**Set exercise:** Give the data below again, word for word.
## Begin Records provided
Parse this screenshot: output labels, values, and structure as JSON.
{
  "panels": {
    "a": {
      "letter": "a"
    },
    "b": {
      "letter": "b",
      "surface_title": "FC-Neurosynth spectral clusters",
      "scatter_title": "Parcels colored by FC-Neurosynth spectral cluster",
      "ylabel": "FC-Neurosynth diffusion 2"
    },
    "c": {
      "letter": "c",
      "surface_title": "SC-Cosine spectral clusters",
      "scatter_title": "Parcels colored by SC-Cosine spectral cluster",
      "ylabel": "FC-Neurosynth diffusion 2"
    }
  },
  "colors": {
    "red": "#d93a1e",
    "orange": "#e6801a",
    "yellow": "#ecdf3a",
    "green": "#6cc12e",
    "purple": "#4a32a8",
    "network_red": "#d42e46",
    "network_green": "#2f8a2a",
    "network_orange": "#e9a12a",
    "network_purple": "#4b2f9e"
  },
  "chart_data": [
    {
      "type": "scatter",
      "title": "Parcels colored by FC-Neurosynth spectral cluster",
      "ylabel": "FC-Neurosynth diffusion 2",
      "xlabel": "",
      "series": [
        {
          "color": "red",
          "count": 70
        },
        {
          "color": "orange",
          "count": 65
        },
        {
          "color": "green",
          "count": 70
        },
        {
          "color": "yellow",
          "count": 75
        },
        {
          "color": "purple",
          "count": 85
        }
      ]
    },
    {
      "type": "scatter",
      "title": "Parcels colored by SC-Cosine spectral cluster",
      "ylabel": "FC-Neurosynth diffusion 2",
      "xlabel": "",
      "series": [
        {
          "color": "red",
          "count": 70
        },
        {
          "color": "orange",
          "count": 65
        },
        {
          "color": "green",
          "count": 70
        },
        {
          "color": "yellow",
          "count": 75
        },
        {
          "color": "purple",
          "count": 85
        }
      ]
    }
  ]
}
## End Records provided
**Full response:**
Parse this screenshot: output labels, values, and structure as JSON.
{
  "panels": {
    "a": {
      "letter": "a"
    },
    "b": {
      "letter": "b",
      "surface_title": "FC-Neurosynth spectral clusters",
      "scatter_title": "Parcels colored by FC-Neurosynth spectral cluster",
      "ylabel": "FC-Neurosynth diffusion 2"
    },
    "c": {
      "letter": "c",
      "surface_title": "SC-Cosine spectral clusters",
      "scatter_title": "Parcels colored by SC-Cosine spectral cluster",
      "ylabel": "FC-Neurosynth diffusion 2"
    }
  },
  "colors": {
    "red": "#d93a1e",
    "orange": "#e6801a",
    "yellow": "#ecdf3a",
    "green": "#6cc12e",
    "purple": "#4a32a8",
    "network_red": "#d42e46",
    "network_green": "#2f8a2a",
    "network_orange": "#e9a12a",
    "network_purple": "#4b2f9e"
  },
  "chart_data": [
    {
      "type": "scatter",
      "title": "Parcels colored by FC-Neurosynth spectral cluster",
      "ylabel": "FC-Neurosynth diffusion 2",
      "xlabel": "",
      "series": [
        {
          "color": "red",
          "count": 70
        },
        {
          "color": "orange",
          "count": 65
        },
        {
          "color": "green",
          "count": 70
        },
        {
          "color": "yellow",
          "count": 75
        },
        {
          "color": "purple",
          "count": 85
        }
      ]
    },
    {
      "type": "scatter",
      "title": "Parcels colored by SC-Cosine spectral cluster",
      "ylabel": "FC-Neurosynth diffusion 2",
      "xlabel": "",
      "series": [
        {
          "color": "red",
          "count": 70
        },
        {
          "color": "orange",
          "count": 65
        },
        {
          "color": "green",
          "count": 70
        },
        {
          "color": "yellow",
          "count": 75
        },
        {
          "color": "purple",
          "count": 85
        }
      ]
    }
  ]
}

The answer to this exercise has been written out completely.